Saved entries
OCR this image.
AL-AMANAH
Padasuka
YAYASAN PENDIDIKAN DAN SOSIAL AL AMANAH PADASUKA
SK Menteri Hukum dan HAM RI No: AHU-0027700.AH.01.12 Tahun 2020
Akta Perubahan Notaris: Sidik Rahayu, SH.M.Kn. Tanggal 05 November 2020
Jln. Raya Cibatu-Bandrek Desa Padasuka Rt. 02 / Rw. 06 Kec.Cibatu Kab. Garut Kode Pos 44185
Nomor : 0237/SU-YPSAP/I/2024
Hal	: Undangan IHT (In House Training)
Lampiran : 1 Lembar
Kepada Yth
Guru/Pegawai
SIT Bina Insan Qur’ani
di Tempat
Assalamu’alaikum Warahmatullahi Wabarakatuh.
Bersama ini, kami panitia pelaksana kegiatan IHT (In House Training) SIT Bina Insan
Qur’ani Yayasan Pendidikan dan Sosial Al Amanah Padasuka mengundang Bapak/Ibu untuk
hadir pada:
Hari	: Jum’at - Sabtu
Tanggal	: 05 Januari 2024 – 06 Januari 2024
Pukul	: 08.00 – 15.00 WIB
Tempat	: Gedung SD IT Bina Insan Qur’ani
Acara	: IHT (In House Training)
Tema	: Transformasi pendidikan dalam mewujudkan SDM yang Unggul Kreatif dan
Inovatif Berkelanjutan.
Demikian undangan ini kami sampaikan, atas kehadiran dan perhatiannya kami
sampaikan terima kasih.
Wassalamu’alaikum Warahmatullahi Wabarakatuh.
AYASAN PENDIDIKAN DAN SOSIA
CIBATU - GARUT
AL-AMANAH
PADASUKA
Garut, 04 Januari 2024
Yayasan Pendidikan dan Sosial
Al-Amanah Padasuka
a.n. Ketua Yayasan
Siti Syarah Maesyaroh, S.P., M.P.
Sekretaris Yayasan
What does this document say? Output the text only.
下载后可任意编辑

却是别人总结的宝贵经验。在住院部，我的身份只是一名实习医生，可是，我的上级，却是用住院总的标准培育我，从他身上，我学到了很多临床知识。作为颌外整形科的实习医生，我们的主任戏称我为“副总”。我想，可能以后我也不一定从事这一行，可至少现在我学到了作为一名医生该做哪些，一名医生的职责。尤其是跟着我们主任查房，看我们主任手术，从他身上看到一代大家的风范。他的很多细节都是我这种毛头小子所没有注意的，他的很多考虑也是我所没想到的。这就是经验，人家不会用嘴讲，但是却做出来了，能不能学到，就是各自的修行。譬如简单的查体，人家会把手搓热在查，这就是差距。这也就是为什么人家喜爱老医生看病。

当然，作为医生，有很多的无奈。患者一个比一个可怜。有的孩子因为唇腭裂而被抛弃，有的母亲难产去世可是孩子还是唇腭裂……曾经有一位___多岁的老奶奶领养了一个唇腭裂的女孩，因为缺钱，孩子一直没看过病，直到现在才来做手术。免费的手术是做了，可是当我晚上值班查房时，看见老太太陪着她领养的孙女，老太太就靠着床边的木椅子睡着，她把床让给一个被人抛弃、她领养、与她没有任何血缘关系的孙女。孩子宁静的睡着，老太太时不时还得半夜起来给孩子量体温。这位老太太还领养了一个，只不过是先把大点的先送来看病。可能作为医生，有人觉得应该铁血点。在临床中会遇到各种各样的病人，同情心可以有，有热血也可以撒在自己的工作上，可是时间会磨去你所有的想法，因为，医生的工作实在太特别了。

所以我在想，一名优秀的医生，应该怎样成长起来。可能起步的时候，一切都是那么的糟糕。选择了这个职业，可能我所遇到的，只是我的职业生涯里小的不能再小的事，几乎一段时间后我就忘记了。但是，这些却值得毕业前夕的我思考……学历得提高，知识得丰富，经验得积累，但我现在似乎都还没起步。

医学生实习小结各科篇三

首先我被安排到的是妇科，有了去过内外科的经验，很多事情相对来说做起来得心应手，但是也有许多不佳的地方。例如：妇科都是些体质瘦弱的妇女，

(TASK OBJECTIVE) Print the listing above in its entirety, with every line exact.

(OUTPUT BELOW)
OCR this image.
AL-AMANAH
Padasuka
YAYASAN PENDIDIKAN DAN SOSIAL AL AMANAH PADASUKA
SK Menteri Hukum dan HAM RI No: AHU-0027700.AH.01.12 Tahun 2020
Akta Perubahan Notaris: Sidik Rahayu, SH.M.Kn. Tanggal 05 November 2020
Jln. Raya Cibatu-Bandrek Desa Padasuka Rt. 02 / Rw. 06 Kec.Cibatu Kab. Garut Kode Pos 44185
Nomor : 0237/SU-YPSAP/I/2024
Hal	: Undangan IHT (In House Training)
Lampiran : 1 Lembar
Kepada Yth
Guru/Pegawai
SIT Bina Insan Qur’ani
di Tempat
Assalamu’alaikum Warahmatullahi Wabarakatuh.
Bersama ini, kami panitia pelaksana kegiatan IHT (In House Training) SIT Bina Insan
Qur’ani Yayasan Pendidikan dan Sosial Al Amanah Padasuka mengundang Bapak/Ibu untuk
hadir pada:
Hari	: Jum’at - Sabtu
Tanggal	: 05 Januari 2024 – 06 Januari 2024
Pukul	: 08.00 – 15.00 WIB
Tempat	: Gedung SD IT Bina Insan Qur’ani
Acara	: IHT (In House Training)
Tema	: Transformasi pendidikan dalam mewujudkan SDM yang Unggul Kreatif dan
Inovatif Berkelanjutan.
Demikian undangan ini kami sampaikan, atas kehadiran dan perhatiannya kami
sampaikan terima kasih.
Wassalamu’alaikum Warahmatullahi Wabarakatuh.
AYASAN PENDIDIKAN DAN SOSIA
CIBATU - GARUT
AL-AMANAH
PADASUKA
Garut, 04 Januari 2024
Yayasan Pendidikan dan Sosial
Al-Amanah Padasuka
a.n. Ketua Yayasan
Siti Syarah Maesyaroh, S.P., M.P.
Sekretaris Yayasan
What does this document say? Output the text only.
下载后可任意编辑

却是别人总结的宝贵经验。在住院部，我的身份只是一名实习医生，可是，我的上级，却是用住院总的标准培育我，从他身上，我学到了很多临床知识。作为颌外整形科的实习医生，我们的主任戏称我为“副总”。我想，可能以后我也不一定从事这一行，可至少现在我学到了作为一名医生该做哪些，一名医生的职责。尤其是跟着我们主任查房，看我们主任手术，从他身上看到一代大家的风范。他的很多细节都是我这种毛头小子所没有注意的，他的很多考虑也是我所没想到的。这就是经验，人家不会用嘴讲，但是却做出来了，能不能学到，就是各自的修行。譬如简单的查体，人家会把手搓热在查，这就是差距。这也就是为什么人家喜爱老医生看病。

当然，作为医生，有很多的无奈。患者一个比一个可怜。有的孩子因为唇腭裂而被抛弃，有的母亲难产去世可是孩子还是唇腭裂……曾经有一位___多岁的老奶奶领养了一个唇腭裂的女孩，因为缺钱，孩子一直没看过病，直到现在才来做手术。免费的手术是做了，可是当我晚上值班查房时，看见老太太陪着她领养的孙女，老太太就靠着床边的木椅子睡着，她把床让给一个被人抛弃、她领养、与她没有任何血缘关系的孙女。孩子宁静的睡着，老太太时不时还得半夜起来给孩子量体温。这位老太太还领养了一个，只不过是先把大点的先送来看病。可能作为医生，有人觉得应该铁血点。在临床中会遇到各种各样的病人，同情心可以有，有热血也可以撒在自己的工作上，可是时间会磨去你所有的想法，因为，医生的工作实在太特别了。

所以我在想，一名优秀的医生，应该怎样成长起来。可能起步的时候，一切都是那么的糟糕。选择了这个职业，可能我所遇到的，只是我的职业生涯里小的不能再小的事，几乎一段时间后我就忘记了。但是，这些却值得毕业前夕的我思考……学历得提高，知识得丰富，经验得积累，但我现在似乎都还没起步。

医学生实习小结各科篇三

首先我被安排到的是妇科，有了去过内外科的经验，很多事情相对来说做起来得心应手，但是也有许多不佳的地方。例如：妇科都是些体质瘦弱的妇女，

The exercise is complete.